* **GIVEN DATA**
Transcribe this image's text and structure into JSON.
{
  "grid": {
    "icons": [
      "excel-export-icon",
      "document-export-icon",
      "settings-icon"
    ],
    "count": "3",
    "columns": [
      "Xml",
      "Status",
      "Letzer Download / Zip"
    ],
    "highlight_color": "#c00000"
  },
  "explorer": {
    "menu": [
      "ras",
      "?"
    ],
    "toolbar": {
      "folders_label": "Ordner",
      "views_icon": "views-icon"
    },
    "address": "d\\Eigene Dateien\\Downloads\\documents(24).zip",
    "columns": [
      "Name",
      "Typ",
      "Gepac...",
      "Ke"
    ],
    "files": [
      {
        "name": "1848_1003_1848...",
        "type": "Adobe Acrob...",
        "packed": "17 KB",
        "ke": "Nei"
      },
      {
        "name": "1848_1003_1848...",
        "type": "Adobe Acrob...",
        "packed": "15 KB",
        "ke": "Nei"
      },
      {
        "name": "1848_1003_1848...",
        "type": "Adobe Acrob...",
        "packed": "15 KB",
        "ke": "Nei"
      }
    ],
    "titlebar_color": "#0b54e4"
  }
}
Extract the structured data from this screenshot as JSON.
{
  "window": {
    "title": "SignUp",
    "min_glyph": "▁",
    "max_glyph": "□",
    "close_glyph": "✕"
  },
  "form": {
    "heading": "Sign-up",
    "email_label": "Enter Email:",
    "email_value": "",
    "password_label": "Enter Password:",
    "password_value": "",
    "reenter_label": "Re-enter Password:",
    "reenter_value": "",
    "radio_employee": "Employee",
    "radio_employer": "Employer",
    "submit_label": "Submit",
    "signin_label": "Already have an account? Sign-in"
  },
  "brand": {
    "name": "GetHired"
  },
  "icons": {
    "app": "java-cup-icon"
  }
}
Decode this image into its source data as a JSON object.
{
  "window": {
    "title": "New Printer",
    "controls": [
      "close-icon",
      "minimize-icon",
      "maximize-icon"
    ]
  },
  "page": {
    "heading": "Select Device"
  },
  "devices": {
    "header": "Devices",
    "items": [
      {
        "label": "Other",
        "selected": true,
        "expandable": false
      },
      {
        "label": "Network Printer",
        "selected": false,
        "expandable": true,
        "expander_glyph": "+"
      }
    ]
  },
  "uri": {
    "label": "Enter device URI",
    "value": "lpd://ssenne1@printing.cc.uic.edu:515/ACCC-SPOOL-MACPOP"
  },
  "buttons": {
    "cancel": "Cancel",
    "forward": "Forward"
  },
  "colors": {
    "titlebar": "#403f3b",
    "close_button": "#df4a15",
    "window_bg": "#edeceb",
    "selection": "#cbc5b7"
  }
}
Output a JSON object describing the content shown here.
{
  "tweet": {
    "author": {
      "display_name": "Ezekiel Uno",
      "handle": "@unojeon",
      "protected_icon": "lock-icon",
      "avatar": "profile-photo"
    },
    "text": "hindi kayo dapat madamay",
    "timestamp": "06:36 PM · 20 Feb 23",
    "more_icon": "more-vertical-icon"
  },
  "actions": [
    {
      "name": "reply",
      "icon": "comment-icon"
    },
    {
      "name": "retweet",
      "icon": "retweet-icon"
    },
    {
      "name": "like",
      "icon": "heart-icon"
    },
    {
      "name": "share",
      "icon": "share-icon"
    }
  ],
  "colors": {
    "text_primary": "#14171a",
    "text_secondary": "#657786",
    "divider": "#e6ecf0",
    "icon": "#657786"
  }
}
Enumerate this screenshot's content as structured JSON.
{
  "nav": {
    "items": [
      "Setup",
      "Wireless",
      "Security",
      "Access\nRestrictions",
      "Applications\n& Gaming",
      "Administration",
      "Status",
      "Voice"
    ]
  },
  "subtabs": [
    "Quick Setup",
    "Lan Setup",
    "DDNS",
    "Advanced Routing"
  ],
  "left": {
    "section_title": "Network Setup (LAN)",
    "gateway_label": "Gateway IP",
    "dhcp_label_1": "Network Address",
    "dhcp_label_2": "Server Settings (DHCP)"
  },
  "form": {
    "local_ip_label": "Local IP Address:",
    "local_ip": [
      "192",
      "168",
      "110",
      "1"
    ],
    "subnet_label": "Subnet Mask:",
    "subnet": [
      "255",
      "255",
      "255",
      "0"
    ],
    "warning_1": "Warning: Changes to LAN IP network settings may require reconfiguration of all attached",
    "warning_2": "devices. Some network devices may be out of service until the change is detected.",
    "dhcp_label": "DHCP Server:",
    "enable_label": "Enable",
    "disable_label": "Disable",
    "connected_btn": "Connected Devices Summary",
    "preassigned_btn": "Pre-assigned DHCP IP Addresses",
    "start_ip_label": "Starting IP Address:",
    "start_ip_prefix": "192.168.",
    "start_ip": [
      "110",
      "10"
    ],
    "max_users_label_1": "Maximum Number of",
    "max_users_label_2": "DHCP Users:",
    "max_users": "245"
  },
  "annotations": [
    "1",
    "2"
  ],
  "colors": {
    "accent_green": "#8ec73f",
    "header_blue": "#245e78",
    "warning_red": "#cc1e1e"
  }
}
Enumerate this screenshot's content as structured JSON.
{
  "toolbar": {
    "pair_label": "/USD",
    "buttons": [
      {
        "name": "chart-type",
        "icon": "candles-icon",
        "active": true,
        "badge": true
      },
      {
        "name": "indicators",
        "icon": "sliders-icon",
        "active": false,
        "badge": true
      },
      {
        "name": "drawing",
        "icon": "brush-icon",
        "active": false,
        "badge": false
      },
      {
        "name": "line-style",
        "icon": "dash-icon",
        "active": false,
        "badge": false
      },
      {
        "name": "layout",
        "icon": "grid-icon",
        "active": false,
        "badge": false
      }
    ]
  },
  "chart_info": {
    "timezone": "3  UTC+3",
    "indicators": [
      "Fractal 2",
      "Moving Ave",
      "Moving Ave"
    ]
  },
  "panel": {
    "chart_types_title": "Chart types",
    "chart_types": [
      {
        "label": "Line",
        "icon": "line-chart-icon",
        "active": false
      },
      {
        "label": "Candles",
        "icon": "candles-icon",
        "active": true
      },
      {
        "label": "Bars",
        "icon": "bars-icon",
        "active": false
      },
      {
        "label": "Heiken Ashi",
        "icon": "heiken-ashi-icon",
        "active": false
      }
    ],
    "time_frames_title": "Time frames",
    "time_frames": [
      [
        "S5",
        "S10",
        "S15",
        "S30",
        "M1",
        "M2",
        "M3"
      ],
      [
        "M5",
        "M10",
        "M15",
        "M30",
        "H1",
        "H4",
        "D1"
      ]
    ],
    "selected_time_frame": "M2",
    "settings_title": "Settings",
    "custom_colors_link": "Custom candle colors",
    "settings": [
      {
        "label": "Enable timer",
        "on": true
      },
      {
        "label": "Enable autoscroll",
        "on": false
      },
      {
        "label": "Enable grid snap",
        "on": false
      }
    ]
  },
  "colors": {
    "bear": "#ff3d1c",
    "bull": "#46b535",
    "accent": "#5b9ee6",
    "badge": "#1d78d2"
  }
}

* **YOUR OBJECTIVE**
Exactly reproduce every line found in the records.

* **WRITTEN REPLY**
Transcribe this image's text and structure into JSON.
{
  "grid": {
    "icons": [
      "excel-export-icon",
      "document-export-icon",
      "settings-icon"
    ],
    "count": "3",
    "columns": [
      "Xml",
      "Status",
      "Letzer Download / Zip"
    ],
    "highlight_color": "#c00000"
  },
  "explorer": {
    "menu": [
      "ras",
      "?"
    ],
    "toolbar": {
      "folders_label": "Ordner",
      "views_icon": "views-icon"
    },
    "address": "d\\Eigene Dateien\\Downloads\\documents(24).zip",
    "columns": [
      "Name",
      "Typ",
      "Gepac...",
      "Ke"
    ],
    "files": [
      {
        "name": "1848_1003_1848...",
        "type": "Adobe Acrob...",
        "packed": "17 KB",
        "ke": "Nei"
      },
      {
        "name": "1848_1003_1848...",
        "type": "Adobe Acrob...",
        "packed": "15 KB",
        "ke": "Nei"
      },
      {
        "name": "1848_1003_1848...",
        "type": "Adobe Acrob...",
        "packed": "15 KB",
        "ke": "Nei"
      }
    ],
    "titlebar_color": "#0b54e4"
  }
}
Extract the structured data from this screenshot as JSON.
{
  "window": {
    "title": "SignUp",
    "min_glyph": "▁",
    "max_glyph": "□",
    "close_glyph": "✕"
  },
  "form": {
    "heading": "Sign-up",
    "email_label": "Enter Email:",
    "email_value": "",
    "password_label": "Enter Password:",
    "password_value": "",
    "reenter_label": "Re-enter Password:",
    "reenter_value": "",
    "radio_employee": "Employee",
    "radio_employer": "Employer",
    "submit_label": "Submit",
    "signin_label": "Already have an account? Sign-in"
  },
  "brand": {
    "name": "GetHired"
  },
  "icons": {
    "app": "java-cup-icon"
  }
}
Decode this image into its source data as a JSON object.
{
  "window": {
    "title": "New Printer",
    "controls": [
      "close-icon",
      "minimize-icon",
      "maximize-icon"
    ]
  },
  "page": {
    "heading": "Select Device"
  },
  "devices": {
    "header": "Devices",
    "items": [
      {
        "label": "Other",
        "selected": true,
        "expandable": false
      },
      {
        "label": "Network Printer",
        "selected": false,
        "expandable": true,
        "expander_glyph": "+"
      }
    ]
  },
  "uri": {
    "label": "Enter device URI",
    "value": "lpd://ssenne1@printing.cc.uic.edu:515/ACCC-SPOOL-MACPOP"
  },
  "buttons": {
    "cancel": "Cancel",
    "forward": "Forward"
  },
  "colors": {
    "titlebar": "#403f3b",
    "close_button": "#df4a15",
    "window_bg": "#edeceb",
    "selection": "#cbc5b7"
  }
}
Output a JSON object describing the content shown here.
{
  "tweet": {
    "author": {
      "display_name": "Ezekiel Uno",
      "handle": "@unojeon",
      "protected_icon": "lock-icon",
      "avatar": "profile-photo"
    },
    "text": "hindi kayo dapat madamay",
    "timestamp": "06:36 PM · 20 Feb 23",
    "more_icon": "more-vertical-icon"
  },
  "actions": [
    {
      "name": "reply",
      "icon": "comment-icon"
    },
    {
      "name": "retweet",
      "icon": "retweet-icon"
    },
    {
      "name": "like",
      "icon": "heart-icon"
    },
    {
      "name": "share",
      "icon": "share-icon"
    }
  ],
  "colors": {
    "text_primary": "#14171a",
    "text_secondary": "#657786",
    "divider": "#e6ecf0",
    "icon": "#657786"
  }
}
Enumerate this screenshot's content as structured JSON.
{
  "nav": {
    "items": [
      "Setup",
      "Wireless",
      "Security",
      "Access\nRestrictions",
      "Applications\n& Gaming",
      "Administration",
      "Status",
      "Voice"
    ]
  },
  "subtabs": [
    "Quick Setup",
    "Lan Setup",
    "DDNS",
    "Advanced Routing"
  ],
  "left": {
    "section_title": "Network Setup (LAN)",
    "gateway_label": "Gateway IP",
    "dhcp_label_1": "Network Address",
    "dhcp_label_2": "Server Settings (DHCP)"
  },
  "form": {
    "local_ip_label": "Local IP Address:",
    "local_ip": [
      "192",
      "168",
      "110",
      "1"
    ],
    "subnet_label": "Subnet Mask:",
    "subnet": [
      "255",
      "255",
      "255",
      "0"
    ],
    "warning_1": "Warning: Changes to LAN IP network settings may require reconfiguration of all attached",
    "warning_2": "devices. Some network devices may be out of service until the change is detected.",
    "dhcp_label": "DHCP Server:",
    "enable_label": "Enable",
    "disable_label": "Disable",
    "connected_btn": "Connected Devices Summary",
    "preassigned_btn": "Pre-assigned DHCP IP Addresses",
    "start_ip_label": "Starting IP Address:",
    "start_ip_prefix": "192.168.",
    "start_ip": [
      "110",
      "10"
    ],
    "max_users_label_1": "Maximum Number of",
    "max_users_label_2": "DHCP Users:",
    "max_users": "245"
  },
  "annotations": [
    "1",
    "2"
  ],
  "colors": {
    "accent_green": "#8ec73f",
    "header_blue": "#245e78",
    "warning_red": "#cc1e1e"
  }
}
Enumerate this screenshot's content as structured JSON.
{
  "toolbar": {
    "pair_label": "/USD",
    "buttons": [
      {
        "name": "chart-type",
        "icon": "candles-icon",
        "active": true,
        "badge": true
      },
      {
        "name": "indicators",
        "icon": "sliders-icon",
        "active": false,
        "badge": true
      },
      {
        "name": "drawing",
        "icon": "brush-icon",
        "active": false,
        "badge": false
      },
      {
        "name": "line-style",
        "icon": "dash-icon",
        "active": false,
        "badge": false
      },
      {
        "name": "layout",
        "icon": "grid-icon",
        "active": false,
        "badge": false
      }
    ]
  },
  "chart_info": {
    "timezone": "3  UTC+3",
    "indicators": [
      "Fractal 2",
      "Moving Ave",
      "Moving Ave"
    ]
  },
  "panel": {
    "chart_types_title": "Chart types",
    "chart_types": [
      {
        "label": "Line",
        "icon": "line-chart-icon",
        "active": false
      },
      {
        "label": "Candles",
        "icon": "candles-icon",
        "active": true
      },
      {
        "label": "Bars",
        "icon": "bars-icon",
        "active": false
      },
      {
        "label": "Heiken Ashi",
        "icon": "heiken-ashi-icon",
        "active": false
      }
    ],
    "time_frames_title": "Time frames",
    "time_frames": [
      [
        "S5",
        "S10",
        "S15",
        "S30",
        "M1",
        "M2",
        "M3"
      ],
      [
        "M5",
        "M10",
        "M15",
        "M30",
        "H1",
        "H4",
        "D1"
      ]
    ],
    "selected_time_frame": "M2",
    "settings_title": "Settings",
    "custom_colors_link": "Custom candle colors",
    "settings": [
      {
        "label": "Enable timer",
        "on": true
      },
      {
        "label": "Enable autoscroll",
        "on": false
      },
      {
        "label": "Enable grid snap",
        "on": false
      }
    ]
  },
  "colors": {
    "bear": "#ff3d1c",
    "bull": "#46b535",
    "accent": "#5b9ee6",
    "badge": "#1d78d2"
  }
}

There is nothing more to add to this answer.